**PROBLEM STATEMENT**
Write out the whole listing exactly as it stands.

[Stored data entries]
* begin *

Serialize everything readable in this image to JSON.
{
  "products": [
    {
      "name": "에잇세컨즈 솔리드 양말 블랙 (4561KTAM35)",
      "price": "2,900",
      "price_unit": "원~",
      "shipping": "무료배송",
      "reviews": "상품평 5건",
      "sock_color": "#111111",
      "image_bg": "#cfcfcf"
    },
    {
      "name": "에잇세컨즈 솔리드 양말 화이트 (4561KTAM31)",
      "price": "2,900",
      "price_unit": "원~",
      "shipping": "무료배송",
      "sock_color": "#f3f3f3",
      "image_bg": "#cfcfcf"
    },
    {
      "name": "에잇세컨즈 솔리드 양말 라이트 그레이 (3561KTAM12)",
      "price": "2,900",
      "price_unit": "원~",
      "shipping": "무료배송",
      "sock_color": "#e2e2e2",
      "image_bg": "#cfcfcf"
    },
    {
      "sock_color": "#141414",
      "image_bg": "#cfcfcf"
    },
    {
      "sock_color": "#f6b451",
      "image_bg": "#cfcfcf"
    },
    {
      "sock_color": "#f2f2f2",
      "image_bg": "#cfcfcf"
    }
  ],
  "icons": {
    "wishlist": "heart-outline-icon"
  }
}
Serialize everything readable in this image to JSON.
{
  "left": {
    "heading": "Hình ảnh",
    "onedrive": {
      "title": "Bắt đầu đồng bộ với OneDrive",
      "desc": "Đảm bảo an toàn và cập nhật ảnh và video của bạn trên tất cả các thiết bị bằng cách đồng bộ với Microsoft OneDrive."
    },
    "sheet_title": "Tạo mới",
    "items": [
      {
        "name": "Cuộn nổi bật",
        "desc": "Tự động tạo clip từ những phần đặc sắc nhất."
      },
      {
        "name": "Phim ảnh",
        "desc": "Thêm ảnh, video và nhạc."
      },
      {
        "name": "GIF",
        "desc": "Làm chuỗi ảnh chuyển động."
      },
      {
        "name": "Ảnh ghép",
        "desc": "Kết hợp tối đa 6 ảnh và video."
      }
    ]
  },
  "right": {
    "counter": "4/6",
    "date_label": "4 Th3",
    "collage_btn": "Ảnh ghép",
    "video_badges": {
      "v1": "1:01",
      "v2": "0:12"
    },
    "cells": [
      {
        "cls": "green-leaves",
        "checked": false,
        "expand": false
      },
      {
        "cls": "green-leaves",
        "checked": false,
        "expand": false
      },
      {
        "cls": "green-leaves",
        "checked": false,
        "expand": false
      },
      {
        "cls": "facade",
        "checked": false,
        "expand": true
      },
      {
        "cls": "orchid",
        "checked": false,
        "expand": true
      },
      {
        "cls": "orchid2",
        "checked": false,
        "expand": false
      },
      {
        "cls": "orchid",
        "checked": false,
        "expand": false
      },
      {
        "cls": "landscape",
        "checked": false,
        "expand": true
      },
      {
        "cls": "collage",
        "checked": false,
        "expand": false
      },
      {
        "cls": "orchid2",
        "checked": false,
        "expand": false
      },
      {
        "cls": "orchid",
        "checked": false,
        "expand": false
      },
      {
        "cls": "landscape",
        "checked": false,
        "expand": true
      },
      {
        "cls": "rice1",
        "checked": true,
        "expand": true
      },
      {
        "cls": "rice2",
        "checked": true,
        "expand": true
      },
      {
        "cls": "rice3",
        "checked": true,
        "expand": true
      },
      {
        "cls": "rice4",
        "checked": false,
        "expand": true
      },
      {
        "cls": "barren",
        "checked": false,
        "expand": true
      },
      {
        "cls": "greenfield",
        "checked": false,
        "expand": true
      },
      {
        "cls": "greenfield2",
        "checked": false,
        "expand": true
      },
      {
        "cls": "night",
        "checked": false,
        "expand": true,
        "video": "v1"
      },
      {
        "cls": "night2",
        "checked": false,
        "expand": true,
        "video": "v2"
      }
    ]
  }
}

* end *

**ANSWER TO THIS EXERCISE**
Serialize everything readable in this image to JSON.
{
  "products": [
    {
      "name": "에잇세컨즈 솔리드 양말 블랙 (4561KTAM35)",
      "price": "2,900",
      "price_unit": "원~",
      "shipping": "무료배송",
      "reviews": "상품평 5건",
      "sock_color": "#111111",
      "image_bg": "#cfcfcf"
    },
    {
      "name": "에잇세컨즈 솔리드 양말 화이트 (4561KTAM31)",
      "price": "2,900",
      "price_unit": "원~",
      "shipping": "무료배송",
      "sock_color": "#f3f3f3",
      "image_bg": "#cfcfcf"
    },
    {
      "name": "에잇세컨즈 솔리드 양말 라이트 그레이 (3561KTAM12)",
      "price": "2,900",
      "price_unit": "원~",
      "shipping": "무료배송",
      "sock_color": "#e2e2e2",
      "image_bg": "#cfcfcf"
    },
    {
      "sock_color": "#141414",
      "image_bg": "#cfcfcf"
    },
    {
      "sock_color": "#f6b451",
      "image_bg": "#cfcfcf"
    },
    {
      "sock_color": "#f2f2f2",
      "image_bg": "#cfcfcf"
    }
  ],
  "icons": {
    "wishlist": "heart-outline-icon"
  }
}
Serialize everything readable in this image to JSON.
{
  "left": {
    "heading": "Hình ảnh",
    "onedrive": {
      "title": "Bắt đầu đồng bộ với OneDrive",
      "desc": "Đảm bảo an toàn và cập nhật ảnh và video của bạn trên tất cả các thiết bị bằng cách đồng bộ với Microsoft OneDrive."
    },
    "sheet_title": "Tạo mới",
    "items": [
      {
        "name": "Cuộn nổi bật",
        "desc": "Tự động tạo clip từ những phần đặc sắc nhất."
      },
      {
        "name": "Phim ảnh",
        "desc": "Thêm ảnh, video và nhạc."
      },
      {
        "name": "GIF",
        "desc": "Làm chuỗi ảnh chuyển động."
      },
      {
        "name": "Ảnh ghép",
        "desc": "Kết hợp tối đa 6 ảnh và video."
      }
    ]
  },
  "right": {
    "counter": "4/6",
    "date_label": "4 Th3",
    "collage_btn": "Ảnh ghép",
    "video_badges": {
      "v1": "1:01",
      "v2": "0:12"
    },
    "cells": [
      {
        "cls": "green-leaves",
        "checked": false,
        "expand": false
      },
      {
        "cls": "green-leaves",
        "checked": false,
        "expand": false
      },
      {
        "cls": "green-leaves",
        "checked": false,
        "expand": false
      },
      {
        "cls": "facade",
        "checked": false,
        "expand": true
      },
      {
        "cls": "orchid",
        "checked": false,
        "expand": true
      },
      {
        "cls": "orchid2",
        "checked": false,
        "expand": false
      },
      {
        "cls": "orchid",
        "checked": false,
        "expand": false
      },
      {
        "cls": "landscape",
        "checked": false,
        "expand": true
      },
      {
        "cls": "collage",
        "checked": false,
        "expand": false
      },
      {
        "cls": "orchid2",
        "checked": false,
        "expand": false
      },
      {
        "cls": "orchid",
        "checked": false,
        "expand": false
      },
      {
        "cls": "landscape",
        "checked": false,
        "expand": true
      },
      {
        "cls": "rice1",
        "checked": true,
        "expand": true
      },
      {
        "cls": "rice2",
        "checked": true,
        "expand": true
      },
      {
        "cls": "rice3",
        "checked": true,
        "expand": true
      },
      {
        "cls": "rice4",
        "checked": false,
        "expand": true
      },
      {
        "cls": "barren",
        "checked": false,
        "expand": true
      },
      {
        "cls": "greenfield",
        "checked": false,
        "expand": true
      },
      {
        "cls": "greenfield2",
        "checked": false,
        "expand": true
      },
      {
        "cls": "night",
        "checked": false,
        "expand": true,
        "video": "v1"
      },
      {
        "cls": "night2",
        "checked": false,
        "expand": true,
        "video": "v2"
      }
    ]
  }
}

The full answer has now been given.